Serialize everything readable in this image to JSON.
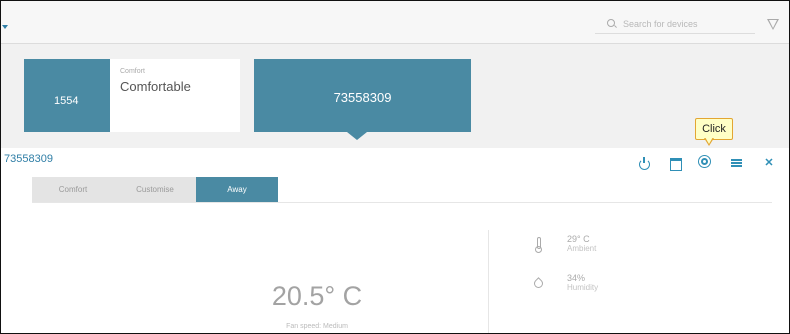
{
  "search": {
    "placeholder": "Search for devices"
  },
  "tiles": [
    {
      "number": "1554"
    },
    {
      "small_label": "Comfort",
      "big_label": "Comfortable"
    },
    {
      "number": "73558309"
    }
  ],
  "callout": {
    "text": "Click"
  },
  "panel": {
    "device_id": "73558309",
    "toolbar_icons": [
      "power-icon",
      "calendar-icon",
      "gear-icon",
      "list-icon",
      "close-icon"
    ],
    "close_glyph": "✕",
    "tabs": [
      {
        "label": "Comfort",
        "active": false
      },
      {
        "label": "Customise",
        "active": false
      },
      {
        "label": "Away",
        "active": true
      }
    ],
    "setpoint": "20.5° C",
    "fan_speed": "Fan speed: Medium",
    "stats": [
      {
        "icon": "thermometer-icon",
        "value": "29° C",
        "label": "Ambient"
      },
      {
        "icon": "humidity-drop-icon",
        "value": "34%",
        "label": "Humidity"
      }
    ]
  },
  "colors": {
    "accent": "#4a8aa3",
    "icon_blue": "#2f8fb6",
    "callout_bg": "#ffffc6",
    "callout_border": "#e3a632"
  }
}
◇ ◇ ◇ ◇ ◇
[EXERCISE PROMPT]
Retype all of the entries exactly as written, leaving out any images.

[RESPONSE]
Serialize everything readable in this image to JSON.
{
  "search": {
    "placeholder": "Search for devices"
  },
  "tiles": [
    {
      "number": "1554"
    },
    {
      "small_label": "Comfort",
      "big_label": "Comfortable"
    },
    {
      "number": "73558309"
    }
  ],
  "callout": {
    "text": "Click"
  },
  "panel": {
    "device_id": "73558309",
    "toolbar_icons": [
      "power-icon",
      "calendar-icon",
      "gear-icon",
      "list-icon",
      "close-icon"
    ],
    "close_glyph": "✕",
    "tabs": [
      {
        "label": "Comfort",
        "active": false
      },
      {
        "label": "Customise",
        "active": false
      },
      {
        "label": "Away",
        "active": true
      }
    ],
    "setpoint": "20.5° C",
    "fan_speed": "Fan speed: Medium",
    "stats": [
      {
        "icon": "thermometer-icon",
        "value": "29° C",
        "label": "Ambient"
      },
      {
        "icon": "humidity-drop-icon",
        "value": "34%",
        "label": "Humidity"
      }
    ]
  },
  "colors": {
    "accent": "#4a8aa3",
    "icon_blue": "#2f8fb6",
    "callout_bg": "#ffffc6",
    "callout_border": "#e3a632"
  }
}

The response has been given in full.